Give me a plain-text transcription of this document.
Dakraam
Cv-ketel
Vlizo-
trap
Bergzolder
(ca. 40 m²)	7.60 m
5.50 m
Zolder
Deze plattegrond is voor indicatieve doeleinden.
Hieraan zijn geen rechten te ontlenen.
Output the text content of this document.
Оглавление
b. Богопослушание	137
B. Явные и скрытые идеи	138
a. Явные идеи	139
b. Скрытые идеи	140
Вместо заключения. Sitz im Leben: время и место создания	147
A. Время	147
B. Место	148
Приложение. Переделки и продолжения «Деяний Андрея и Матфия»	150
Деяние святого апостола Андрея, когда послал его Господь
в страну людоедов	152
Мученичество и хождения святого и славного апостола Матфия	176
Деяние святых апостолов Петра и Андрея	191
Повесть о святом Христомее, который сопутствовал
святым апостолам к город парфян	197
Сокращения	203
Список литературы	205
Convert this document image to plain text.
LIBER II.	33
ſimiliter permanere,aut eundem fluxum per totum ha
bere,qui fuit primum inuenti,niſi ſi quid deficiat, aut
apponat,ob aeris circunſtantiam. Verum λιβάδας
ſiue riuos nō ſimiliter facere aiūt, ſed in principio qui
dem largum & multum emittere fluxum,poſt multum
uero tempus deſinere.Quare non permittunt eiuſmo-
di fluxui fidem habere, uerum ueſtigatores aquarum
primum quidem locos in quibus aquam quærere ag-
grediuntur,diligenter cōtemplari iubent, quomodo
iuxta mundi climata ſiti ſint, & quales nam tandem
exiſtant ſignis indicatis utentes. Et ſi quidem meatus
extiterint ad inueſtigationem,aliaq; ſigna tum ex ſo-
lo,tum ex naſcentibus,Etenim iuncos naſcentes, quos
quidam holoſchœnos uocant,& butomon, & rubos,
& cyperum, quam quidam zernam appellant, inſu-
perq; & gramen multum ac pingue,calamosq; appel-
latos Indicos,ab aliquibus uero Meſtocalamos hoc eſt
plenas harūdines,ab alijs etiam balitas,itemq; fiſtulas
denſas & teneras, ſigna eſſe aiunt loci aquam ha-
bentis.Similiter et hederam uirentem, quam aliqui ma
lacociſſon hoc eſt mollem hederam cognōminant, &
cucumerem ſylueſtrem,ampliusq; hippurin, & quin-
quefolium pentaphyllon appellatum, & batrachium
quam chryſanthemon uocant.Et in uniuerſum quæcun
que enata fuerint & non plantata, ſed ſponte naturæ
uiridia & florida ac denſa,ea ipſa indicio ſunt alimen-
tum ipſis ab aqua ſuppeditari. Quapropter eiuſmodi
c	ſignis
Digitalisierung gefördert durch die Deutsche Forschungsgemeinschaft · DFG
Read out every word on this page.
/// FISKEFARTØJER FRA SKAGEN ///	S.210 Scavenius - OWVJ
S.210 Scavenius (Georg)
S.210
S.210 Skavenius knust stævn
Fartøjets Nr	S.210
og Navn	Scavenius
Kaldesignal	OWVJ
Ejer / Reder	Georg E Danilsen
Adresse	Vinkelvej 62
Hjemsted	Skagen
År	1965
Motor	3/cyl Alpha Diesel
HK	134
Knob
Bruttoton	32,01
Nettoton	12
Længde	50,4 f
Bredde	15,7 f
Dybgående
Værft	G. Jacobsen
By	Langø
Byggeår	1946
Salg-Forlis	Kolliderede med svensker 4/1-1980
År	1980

○ ○ ○ ○ ○

* [Exercise description]: Look through the material above and work out how many of its lines contain "Матфия". State the number only.

* [Response]: 2